Dataset entries:
------------------------------------------------

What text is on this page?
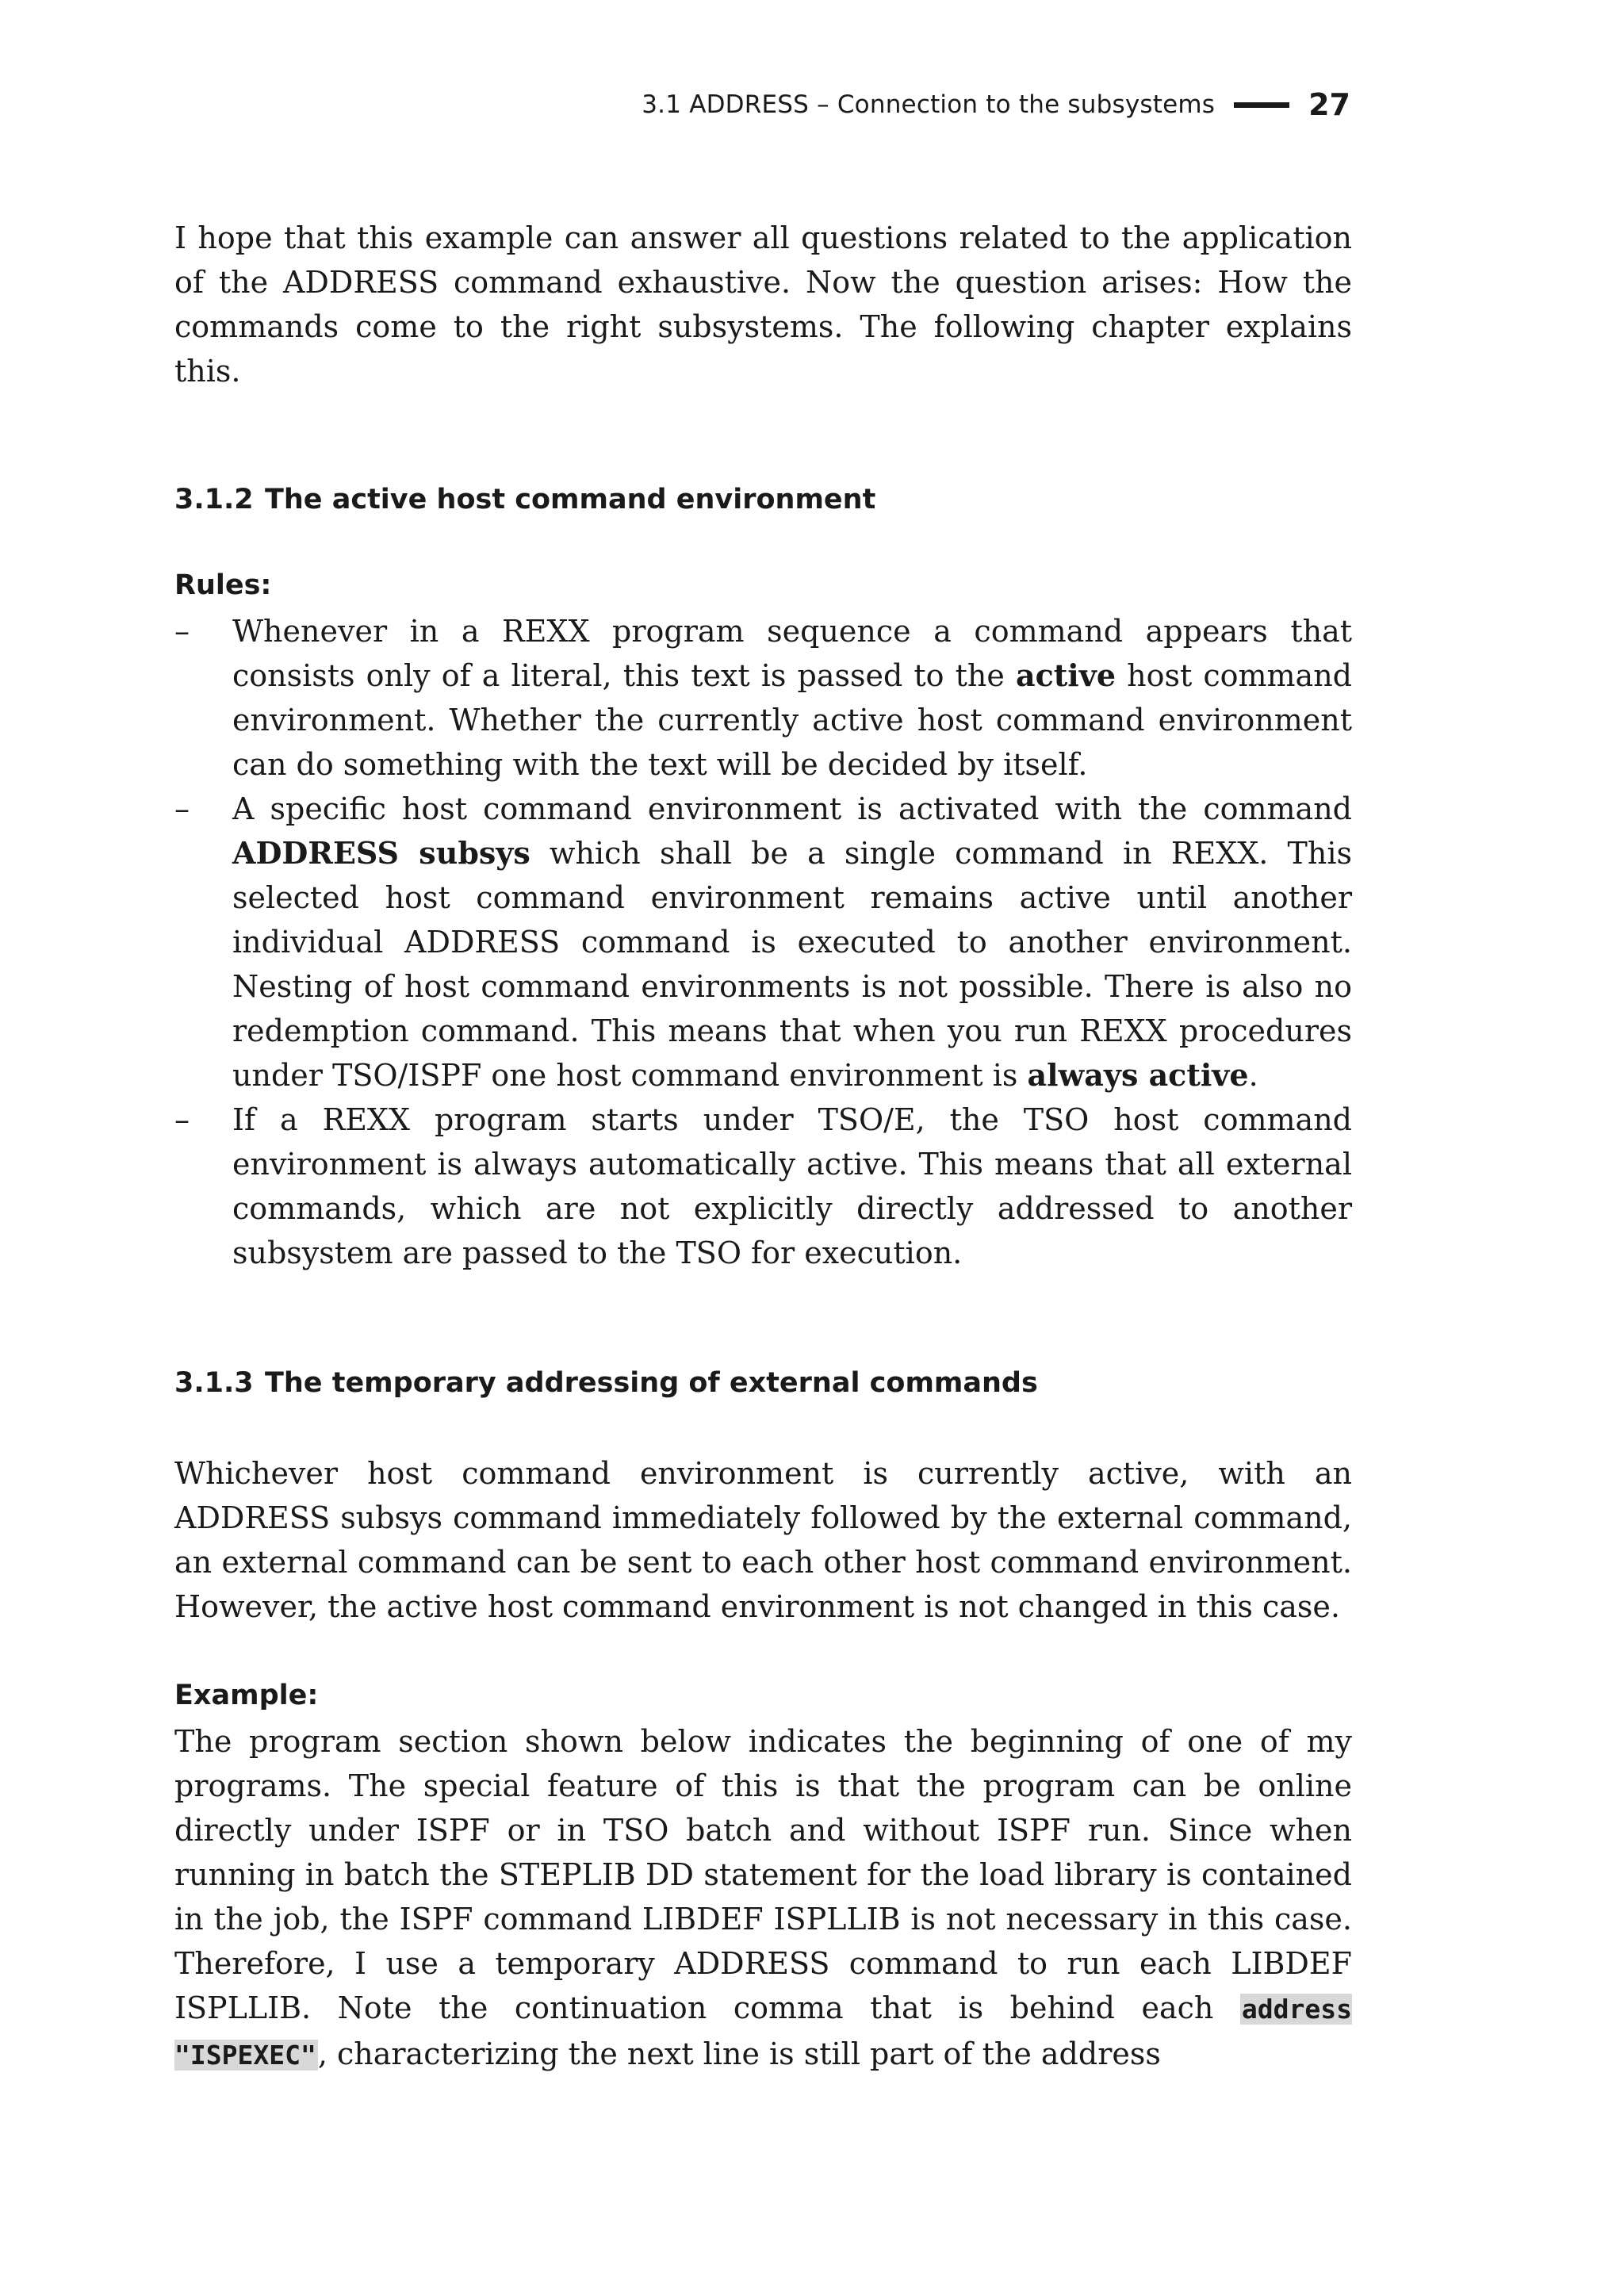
3.1 ADDRESS – Connection to the subsystems	27

I hope that this example can answer all questions related to the application of the ADDRESS command exhaustive. Now the question arises: How the commands come to the right subsystems. The following chapter explains this.

3.1.2 The active host command environment
Rules:
– Whenever in a REXX program sequence a command appears that consists only of a literal, this text is passed to the active host command environment. Whether the currently active host command environment can do something with the text will be decided by itself.
– A specific host command environment is activated with the command ADDRESS subsys which shall be a single command in REXX. This selected host command environment remains active until another individual ADDRESS command is executed to another environment. Nesting of host command environments is not possible. There is also no redemption command. This means that when you run REXX procedures under TSO/ISPF one host command environment is always active.
– If a REXX program starts under TSO/E, the TSO host command environment is always automatically active. This means that all external commands, which are not explicitly directly addressed to another subsystem are passed to the TSO for execution.
3.1.3 The temporary addressing of external commands

Whichever host command environment is currently active, with an ADDRESS subsys command immediately followed by the external command, an external command can be sent to each other host command environment. However, the active host command environment is not changed in this case.

Example:

The program section shown below indicates the beginning of one of my programs. The special feature of this is that the program can be online directly under ISPF or in TSO batch and without ISPF run. Since when running in batch the STEPLIB DD statement for the load library is contained in the job, the ISPF command LIBDEF ISPLLIB is not necessary in this case. Therefore, I use a temporary ADDRESS command to run each LIBDEF ISPLLIB. Note the continuation comma that is behind each address "ISPEXEC", characterizing the next line is still part of the address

------------------------------------------------

Reproduce the records above exactly, leaving out every picture they contain.

What text is on this page?
3.1 ADDRESS – Connection to the subsystems	27

I hope that this example can answer all questions related to the application of the ADDRESS command exhaustive. Now the question arises: How the commands come to the right subsystems. The following chapter explains this.

3.1.2 The active host command environment
Rules:
– Whenever in a REXX program sequence a command appears that consists only of a literal, this text is passed to the active host command environment. Whether the currently active host command environment can do something with the text will be decided by itself.
– A specific host command environment is activated with the command ADDRESS subsys which shall be a single command in REXX. This selected host command environment remains active until another individual ADDRESS command is executed to another environment. Nesting of host command environments is not possible. There is also no redemption command. This means that when you run REXX procedures under TSO/ISPF one host command environment is always active.
– If a REXX program starts under TSO/E, the TSO host command environment is always automatically active. This means that all external commands, which are not explicitly directly addressed to another subsystem are passed to the TSO for execution.
3.1.3 The temporary addressing of external commands

Whichever host command environment is currently active, with an ADDRESS subsys command immediately followed by the external command, an external command can be sent to each other host command environment. However, the active host command environment is not changed in this case.

Example:

The program section shown below indicates the beginning of one of my programs. The special feature of this is that the program can be online directly under ISPF or in TSO batch and without ISPF run. Since when running in batch the STEPLIB DD statement for the load library is contained in the job, the ISPF command LIBDEF ISPLLIB is not necessary in this case. Therefore, I use a temporary ADDRESS command to run each LIBDEF ISPLLIB. Note the continuation comma that is behind each address "ISPEXEC", characterizing the next line is still part of the address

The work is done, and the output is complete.